» **TASK GOAL**: Reproduce the listing below in its entirety. Change nothing.

──────────

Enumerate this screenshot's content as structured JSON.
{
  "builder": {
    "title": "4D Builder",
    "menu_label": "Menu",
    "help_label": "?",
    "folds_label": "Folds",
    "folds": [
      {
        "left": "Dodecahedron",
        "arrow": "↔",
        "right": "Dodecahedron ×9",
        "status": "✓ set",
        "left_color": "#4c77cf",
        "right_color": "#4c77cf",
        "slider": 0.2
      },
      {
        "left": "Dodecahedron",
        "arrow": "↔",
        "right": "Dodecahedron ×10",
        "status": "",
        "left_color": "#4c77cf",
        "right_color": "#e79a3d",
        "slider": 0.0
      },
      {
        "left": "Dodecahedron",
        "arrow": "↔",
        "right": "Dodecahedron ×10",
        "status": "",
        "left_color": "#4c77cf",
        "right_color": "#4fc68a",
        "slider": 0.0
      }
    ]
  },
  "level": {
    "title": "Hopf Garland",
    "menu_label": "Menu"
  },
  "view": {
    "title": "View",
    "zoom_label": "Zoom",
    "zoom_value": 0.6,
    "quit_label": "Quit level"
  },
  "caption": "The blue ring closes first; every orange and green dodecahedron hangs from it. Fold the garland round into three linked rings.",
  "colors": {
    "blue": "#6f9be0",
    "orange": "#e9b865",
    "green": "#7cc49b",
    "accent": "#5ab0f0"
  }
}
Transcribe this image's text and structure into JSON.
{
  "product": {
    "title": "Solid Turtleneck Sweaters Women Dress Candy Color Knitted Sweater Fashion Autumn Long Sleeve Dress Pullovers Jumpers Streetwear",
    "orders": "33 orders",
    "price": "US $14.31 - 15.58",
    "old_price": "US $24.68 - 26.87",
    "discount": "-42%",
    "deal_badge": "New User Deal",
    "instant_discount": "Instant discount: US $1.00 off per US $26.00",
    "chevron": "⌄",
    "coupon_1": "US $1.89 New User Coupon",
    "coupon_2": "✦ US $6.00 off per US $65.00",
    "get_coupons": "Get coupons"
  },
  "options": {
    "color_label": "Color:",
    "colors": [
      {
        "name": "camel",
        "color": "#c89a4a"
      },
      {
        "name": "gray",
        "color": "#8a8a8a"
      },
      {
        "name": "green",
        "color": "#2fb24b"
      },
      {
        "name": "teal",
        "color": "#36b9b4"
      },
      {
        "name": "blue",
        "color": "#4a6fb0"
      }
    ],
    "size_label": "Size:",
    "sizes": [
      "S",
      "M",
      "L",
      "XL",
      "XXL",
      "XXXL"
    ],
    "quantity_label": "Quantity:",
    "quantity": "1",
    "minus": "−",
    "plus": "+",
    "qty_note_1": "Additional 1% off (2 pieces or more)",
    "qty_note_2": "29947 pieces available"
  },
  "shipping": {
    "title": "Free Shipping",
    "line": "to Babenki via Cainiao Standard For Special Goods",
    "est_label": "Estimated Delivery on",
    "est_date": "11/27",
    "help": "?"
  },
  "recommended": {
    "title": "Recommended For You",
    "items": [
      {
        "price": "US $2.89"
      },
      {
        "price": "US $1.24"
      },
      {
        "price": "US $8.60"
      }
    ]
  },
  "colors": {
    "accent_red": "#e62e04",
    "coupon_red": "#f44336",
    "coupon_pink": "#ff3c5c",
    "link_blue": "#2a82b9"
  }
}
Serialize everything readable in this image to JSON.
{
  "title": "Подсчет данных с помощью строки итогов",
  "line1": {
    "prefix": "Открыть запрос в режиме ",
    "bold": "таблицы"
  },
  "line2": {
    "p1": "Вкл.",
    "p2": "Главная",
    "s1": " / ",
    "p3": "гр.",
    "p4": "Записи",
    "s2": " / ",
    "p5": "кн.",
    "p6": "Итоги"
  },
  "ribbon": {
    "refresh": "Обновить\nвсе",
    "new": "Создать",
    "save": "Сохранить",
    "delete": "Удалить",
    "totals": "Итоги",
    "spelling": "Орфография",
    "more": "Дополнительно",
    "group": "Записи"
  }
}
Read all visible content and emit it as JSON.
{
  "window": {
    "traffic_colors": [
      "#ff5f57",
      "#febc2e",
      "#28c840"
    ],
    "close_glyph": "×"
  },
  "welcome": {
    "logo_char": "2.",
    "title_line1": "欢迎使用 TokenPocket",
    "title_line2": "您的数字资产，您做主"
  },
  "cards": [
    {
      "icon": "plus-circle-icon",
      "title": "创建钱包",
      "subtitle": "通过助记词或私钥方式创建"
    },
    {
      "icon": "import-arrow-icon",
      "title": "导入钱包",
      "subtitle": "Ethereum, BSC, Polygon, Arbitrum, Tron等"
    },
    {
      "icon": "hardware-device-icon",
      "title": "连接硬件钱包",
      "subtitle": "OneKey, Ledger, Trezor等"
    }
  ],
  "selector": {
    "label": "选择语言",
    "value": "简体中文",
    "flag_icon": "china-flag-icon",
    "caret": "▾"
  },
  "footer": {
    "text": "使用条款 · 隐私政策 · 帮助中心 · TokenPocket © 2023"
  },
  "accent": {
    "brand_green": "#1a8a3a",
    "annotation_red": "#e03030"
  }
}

──────────

» **SOLUTION TO THE PROBLEM**:
Enumerate this screenshot's content as structured JSON.
{
  "builder": {
    "title": "4D Builder",
    "menu_label": "Menu",
    "help_label": "?",
    "folds_label": "Folds",
    "folds": [
      {
        "left": "Dodecahedron",
        "arrow": "↔",
        "right": "Dodecahedron ×9",
        "status": "✓ set",
        "left_color": "#4c77cf",
        "right_color": "#4c77cf",
        "slider": 0.2
      },
      {
        "left": "Dodecahedron",
        "arrow": "↔",
        "right": "Dodecahedron ×10",
        "status": "",
        "left_color": "#4c77cf",
        "right_color": "#e79a3d",
        "slider": 0.0
      },
      {
        "left": "Dodecahedron",
        "arrow": "↔",
        "right": "Dodecahedron ×10",
        "status": "",
        "left_color": "#4c77cf",
        "right_color": "#4fc68a",
        "slider": 0.0
      }
    ]
  },
  "level": {
    "title": "Hopf Garland",
    "menu_label": "Menu"
  },
  "view": {
    "title": "View",
    "zoom_label": "Zoom",
    "zoom_value": 0.6,
    "quit_label": "Quit level"
  },
  "caption": "The blue ring closes first; every orange and green dodecahedron hangs from it. Fold the garland round into three linked rings.",
  "colors": {
    "blue": "#6f9be0",
    "orange": "#e9b865",
    "green": "#7cc49b",
    "accent": "#5ab0f0"
  }
}
Transcribe this image's text and structure into JSON.
{
  "product": {
    "title": "Solid Turtleneck Sweaters Women Dress Candy Color Knitted Sweater Fashion Autumn Long Sleeve Dress Pullovers Jumpers Streetwear",
    "orders": "33 orders",
    "price": "US $14.31 - 15.58",
    "old_price": "US $24.68 - 26.87",
    "discount": "-42%",
    "deal_badge": "New User Deal",
    "instant_discount": "Instant discount: US $1.00 off per US $26.00",
    "chevron": "⌄",
    "coupon_1": "US $1.89 New User Coupon",
    "coupon_2": "✦ US $6.00 off per US $65.00",
    "get_coupons": "Get coupons"
  },
  "options": {
    "color_label": "Color:",
    "colors": [
      {
        "name": "camel",
        "color": "#c89a4a"
      },
      {
        "name": "gray",
        "color": "#8a8a8a"
      },
      {
        "name": "green",
        "color": "#2fb24b"
      },
      {
        "name": "teal",
        "color": "#36b9b4"
      },
      {
        "name": "blue",
        "color": "#4a6fb0"
      }
    ],
    "size_label": "Size:",
    "sizes": [
      "S",
      "M",
      "L",
      "XL",
      "XXL",
      "XXXL"
    ],
    "quantity_label": "Quantity:",
    "quantity": "1",
    "minus": "−",
    "plus": "+",
    "qty_note_1": "Additional 1% off (2 pieces or more)",
    "qty_note_2": "29947 pieces available"
  },
  "shipping": {
    "title": "Free Shipping",
    "line": "to Babenki via Cainiao Standard For Special Goods",
    "est_label": "Estimated Delivery on",
    "est_date": "11/27",
    "help": "?"
  },
  "recommended": {
    "title": "Recommended For You",
    "items": [
      {
        "price": "US $2.89"
      },
      {
        "price": "US $1.24"
      },
      {
        "price": "US $8.60"
      }
    ]
  },
  "colors": {
    "accent_red": "#e62e04",
    "coupon_red": "#f44336",
    "coupon_pink": "#ff3c5c",
    "link_blue": "#2a82b9"
  }
}
Serialize everything readable in this image to JSON.
{
  "title": "Подсчет данных с помощью строки итогов",
  "line1": {
    "prefix": "Открыть запрос в режиме ",
    "bold": "таблицы"
  },
  "line2": {
    "p1": "Вкл.",
    "p2": "Главная",
    "s1": " / ",
    "p3": "гр.",
    "p4": "Записи",
    "s2": " / ",
    "p5": "кн.",
    "p6": "Итоги"
  },
  "ribbon": {
    "refresh": "Обновить\nвсе",
    "new": "Создать",
    "save": "Сохранить",
    "delete": "Удалить",
    "totals": "Итоги",
    "spelling": "Орфография",
    "more": "Дополнительно",
    "group": "Записи"
  }
}
Read all visible content and emit it as JSON.
{
  "window": {
    "traffic_colors": [
      "#ff5f57",
      "#febc2e",
      "#28c840"
    ],
    "close_glyph": "×"
  },
  "welcome": {
    "logo_char": "2.",
    "title_line1": "欢迎使用 TokenPocket",
    "title_line2": "您的数字资产，您做主"
  },
  "cards": [
    {
      "icon": "plus-circle-icon",
      "title": "创建钱包",
      "subtitle": "通过助记词或私钥方式创建"
    },
    {
      "icon": "import-arrow-icon",
      "title": "导入钱包",
      "subtitle": "Ethereum, BSC, Polygon, Arbitrum, Tron等"
    },
    {
      "icon": "hardware-device-icon",
      "title": "连接硬件钱包",
      "subtitle": "OneKey, Ledger, Trezor等"
    }
  ],
  "selector": {
    "label": "选择语言",
    "value": "简体中文",
    "flag_icon": "china-flag-icon",
    "caret": "▾"
  },
  "footer": {
    "text": "使用条款 · 隐私政策 · 帮助中心 · TokenPocket © 2023"
  },
  "accent": {
    "brand_green": "#1a8a3a",
    "annotation_red": "#e03030"
  }
}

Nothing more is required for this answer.